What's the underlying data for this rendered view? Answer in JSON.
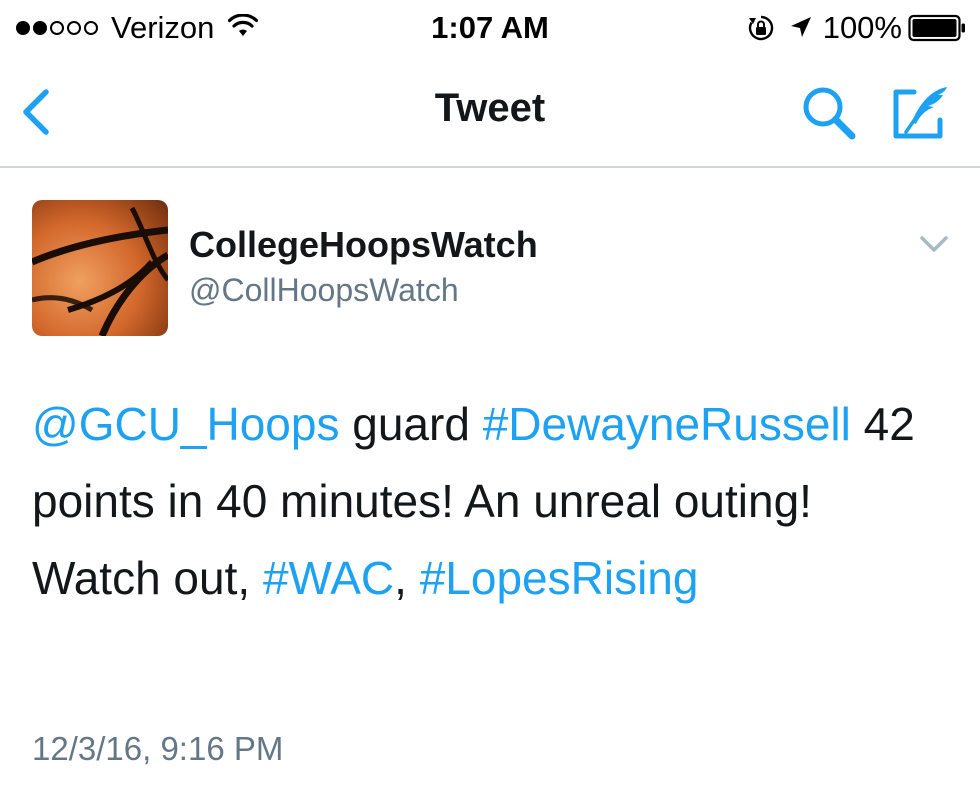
{
  "status_bar": {
    "carrier": "Verizon",
    "time": "1:07 AM",
    "battery": "100%",
    "signal_bars_filled": 2,
    "signal_bars_total": 5
  },
  "nav": {
    "title": "Tweet",
    "back_icon": "chevron-left-icon",
    "search_icon": "search-icon",
    "compose_icon": "compose-icon"
  },
  "tweet": {
    "display_name": "CollegeHoopsWatch",
    "handle": "@CollHoopsWatch",
    "text": {
      "mention": "@GCU_Hoops",
      "part1": " guard ",
      "hashtag1": "#DewayneRussell",
      "part2": " 42 points in 40 minutes! An unreal outing! Watch out, ",
      "hashtag2": "#WAC",
      "part3": ", ",
      "hashtag3": "#LopesRising"
    },
    "timestamp": "12/3/16, 9:16 PM"
  },
  "colors": {
    "accent": "#1da1f2",
    "text": "#14171a",
    "secondary_text": "#657786",
    "divider": "#d3d6d9"
  }
}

::::::::::

THE PROBLEM ->
Transcribe every entry above exactly. Omit all pictures.

EXPECTED ANSWER ->
What's the underlying data for this rendered view? Answer in JSON.
{
  "status_bar": {
    "carrier": "Verizon",
    "time": "1:07 AM",
    "battery": "100%",
    "signal_bars_filled": 2,
    "signal_bars_total": 5
  },
  "nav": {
    "title": "Tweet",
    "back_icon": "chevron-left-icon",
    "search_icon": "search-icon",
    "compose_icon": "compose-icon"
  },
  "tweet": {
    "display_name": "CollegeHoopsWatch",
    "handle": "@CollHoopsWatch",
    "text": {
      "mention": "@GCU_Hoops",
      "part1": " guard ",
      "hashtag1": "#DewayneRussell",
      "part2": " 42 points in 40 minutes! An unreal outing! Watch out, ",
      "hashtag2": "#WAC",
      "part3": ", ",
      "hashtag3": "#LopesRising"
    },
    "timestamp": "12/3/16, 9:16 PM"
  },
  "colors": {
    "accent": "#1da1f2",
    "text": "#14171a",
    "secondary_text": "#657786",
    "divider": "#d3d6d9"
  }
}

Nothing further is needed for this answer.